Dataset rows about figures
--------

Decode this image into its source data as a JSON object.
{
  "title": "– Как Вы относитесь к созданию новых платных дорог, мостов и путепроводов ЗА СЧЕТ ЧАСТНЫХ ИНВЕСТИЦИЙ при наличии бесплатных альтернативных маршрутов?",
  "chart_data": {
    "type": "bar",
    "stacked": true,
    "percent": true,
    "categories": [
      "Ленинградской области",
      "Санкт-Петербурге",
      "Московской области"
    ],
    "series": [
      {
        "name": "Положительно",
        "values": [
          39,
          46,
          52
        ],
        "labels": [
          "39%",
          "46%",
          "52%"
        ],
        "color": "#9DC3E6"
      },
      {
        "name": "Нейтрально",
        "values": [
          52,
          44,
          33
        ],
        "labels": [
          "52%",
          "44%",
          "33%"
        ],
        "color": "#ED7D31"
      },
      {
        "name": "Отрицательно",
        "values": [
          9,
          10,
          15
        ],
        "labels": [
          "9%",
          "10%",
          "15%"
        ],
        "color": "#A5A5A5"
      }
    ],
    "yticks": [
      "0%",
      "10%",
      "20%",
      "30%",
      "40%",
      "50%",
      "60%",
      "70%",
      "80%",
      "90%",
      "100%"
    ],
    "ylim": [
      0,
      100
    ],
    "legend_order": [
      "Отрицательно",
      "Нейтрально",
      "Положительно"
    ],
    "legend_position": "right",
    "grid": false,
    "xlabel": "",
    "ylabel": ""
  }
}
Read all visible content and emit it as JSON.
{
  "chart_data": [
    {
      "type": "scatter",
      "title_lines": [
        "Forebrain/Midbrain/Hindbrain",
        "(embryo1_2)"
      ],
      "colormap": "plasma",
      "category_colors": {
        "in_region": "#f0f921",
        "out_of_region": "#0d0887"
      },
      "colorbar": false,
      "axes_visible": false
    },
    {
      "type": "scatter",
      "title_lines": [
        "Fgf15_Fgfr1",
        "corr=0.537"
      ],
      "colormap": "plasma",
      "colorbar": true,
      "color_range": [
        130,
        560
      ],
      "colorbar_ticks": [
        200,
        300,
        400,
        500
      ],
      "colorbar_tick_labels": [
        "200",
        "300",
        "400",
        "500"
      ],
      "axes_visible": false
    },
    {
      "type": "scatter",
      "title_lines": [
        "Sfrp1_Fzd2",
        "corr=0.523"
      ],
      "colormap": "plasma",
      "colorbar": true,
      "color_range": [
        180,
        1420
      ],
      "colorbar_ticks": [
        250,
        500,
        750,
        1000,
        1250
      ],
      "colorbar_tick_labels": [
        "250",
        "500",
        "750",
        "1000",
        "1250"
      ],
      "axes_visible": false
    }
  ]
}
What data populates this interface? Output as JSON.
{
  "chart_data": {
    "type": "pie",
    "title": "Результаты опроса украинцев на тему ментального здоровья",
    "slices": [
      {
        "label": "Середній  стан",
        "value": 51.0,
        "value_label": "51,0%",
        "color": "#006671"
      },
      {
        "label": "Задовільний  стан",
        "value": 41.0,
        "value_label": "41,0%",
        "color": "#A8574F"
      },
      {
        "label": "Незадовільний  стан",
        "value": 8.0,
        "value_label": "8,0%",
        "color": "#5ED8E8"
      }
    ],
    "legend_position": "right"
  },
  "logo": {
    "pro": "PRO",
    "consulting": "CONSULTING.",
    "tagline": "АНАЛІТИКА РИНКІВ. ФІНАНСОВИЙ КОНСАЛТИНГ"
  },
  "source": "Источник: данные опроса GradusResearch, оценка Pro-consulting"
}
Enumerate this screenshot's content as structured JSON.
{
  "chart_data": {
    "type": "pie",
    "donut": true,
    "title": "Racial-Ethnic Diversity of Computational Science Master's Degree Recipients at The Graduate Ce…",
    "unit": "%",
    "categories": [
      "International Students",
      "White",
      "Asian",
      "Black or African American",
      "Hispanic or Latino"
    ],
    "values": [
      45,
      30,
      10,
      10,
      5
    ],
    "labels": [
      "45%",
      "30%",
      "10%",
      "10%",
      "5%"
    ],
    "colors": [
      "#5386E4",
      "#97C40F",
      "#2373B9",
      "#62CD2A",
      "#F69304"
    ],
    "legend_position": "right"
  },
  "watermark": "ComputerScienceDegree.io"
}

--------

> _WORK INSTRUCTIONS_
Reproduce the lines word for word, starting at the one holding "Enumerate this screenshot's" and ending at the final line of the material above.

> _CORRECT ANSWER_
Enumerate this screenshot's content as structured JSON.
{
  "chart_data": {
    "type": "pie",
    "donut": true,
    "title": "Racial-Ethnic Diversity of Computational Science Master's Degree Recipients at The Graduate Ce…",
    "unit": "%",
    "categories": [
      "International Students",
      "White",
      "Asian",
      "Black or African American",
      "Hispanic or Latino"
    ],
    "values": [
      45,
      30,
      10,
      10,
      5
    ],
    "labels": [
      "45%",
      "30%",
      "10%",
      "10%",
      "5%"
    ],
    "colors": [
      "#5386E4",
      "#97C40F",
      "#2373B9",
      "#62CD2A",
      "#F69304"
    ],
    "legend_position": "right"
  },
  "watermark": "ComputerScienceDegree.io"
}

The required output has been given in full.